WHAT YOU SHOULD DO: No images are to be carried over; print all other material exactly as it stands.

TASK INPUT:
********

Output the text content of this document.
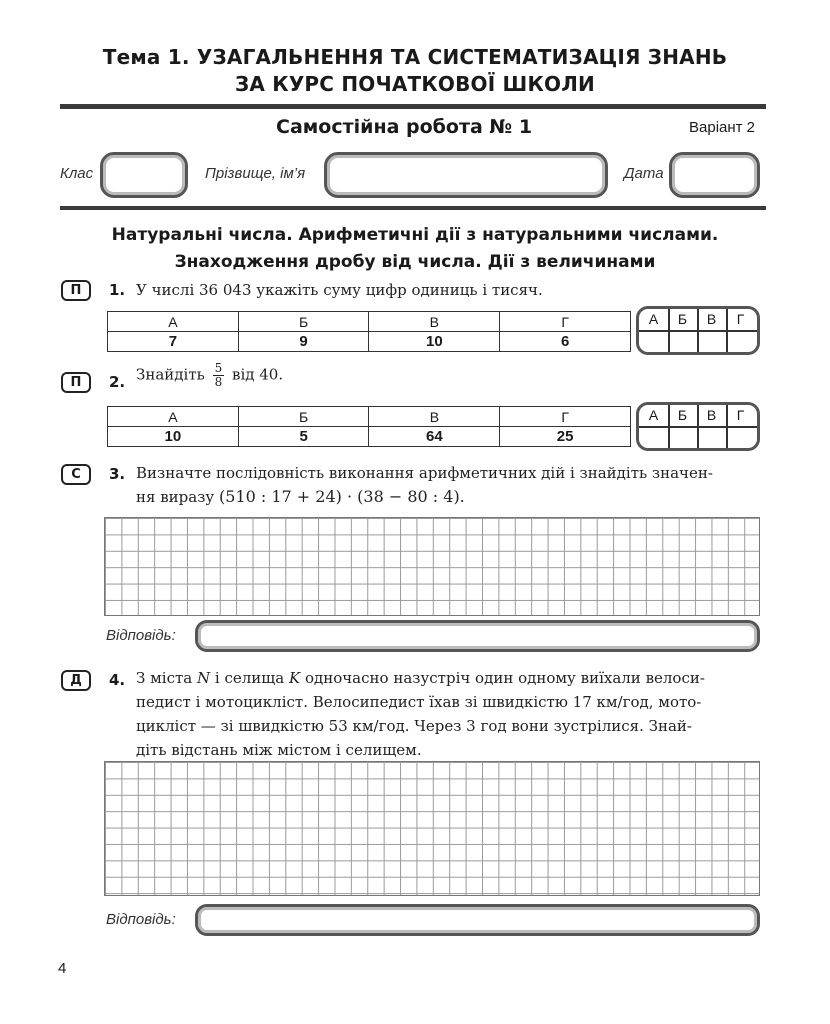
Тема 1. УЗАГАЛЬНЕННЯ ТА СИСТЕМАТИЗАЦІЯ ЗНАНЬ
ЗА КУРС ПОЧАТКОВОЇ ШКОЛИ
Самостійна робота № 1	Варіант 2
Клас	Прізвище, ім’я	Дата
Натуральні числа. Арифметичні дії з натуральними числами.
Знаходження дробу від числа. Дії з величинами
П	1. У числі 36 043 укажіть суму цифр одиниць і тисяч.
А	Б	В	Г
7	9	10	6
А	Б	В	Г
П	2. Знайдіть $\frac{5}{8}$ від 40.
А	Б	В	Г
10	5	64	25
А	Б	В	Г
С	3. Визначте послідовність виконання арифметичних дій і знайдіть значен-
ня виразу (510 : 17 + 24) · (38 − 80 : 4).
Відповідь:
Д	4. З міста N і селища K одночасно назустріч один одному виїхали велоси-
педист і мотоцикліст. Велосипедист їхав зі швидкістю 17 км/год, мото-
цикліст — зі швидкістю 53 км/год. Через 3 год вони зустрілися. Знай-
діть відстань між містом і селищем.
Відповідь:
4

********

COMPLETED EXERCISE:
Output the text content of this document.
Тема 1. УЗАГАЛЬНЕННЯ ТА СИСТЕМАТИЗАЦІЯ ЗНАНЬ
ЗА КУРС ПОЧАТКОВОЇ ШКОЛИ
Самостійна робота № 1	Варіант 2
Клас	Прізвище, ім’я	Дата
Натуральні числа. Арифметичні дії з натуральними числами.
Знаходження дробу від числа. Дії з величинами
П	1. У числі 36 043 укажіть суму цифр одиниць і тисяч.
А	Б	В	Г
7	9	10	6
А	Б	В	Г
П	2. Знайдіть $\frac{5}{8}$ від 40.
А	Б	В	Г
10	5	64	25
А	Б	В	Г
С	3. Визначте послідовність виконання арифметичних дій і знайдіть значен-
ня виразу (510 : 17 + 24) · (38 − 80 : 4).
Відповідь:
Д	4. З міста N і селища K одночасно назустріч один одному виїхали велоси-
педист і мотоцикліст. Велосипедист їхав зі швидкістю 17 км/год, мото-
цикліст — зі швидкістю 53 км/год. Через 3 год вони зустрілися. Знай-
діть відстань між містом і селищем.
Відповідь:
4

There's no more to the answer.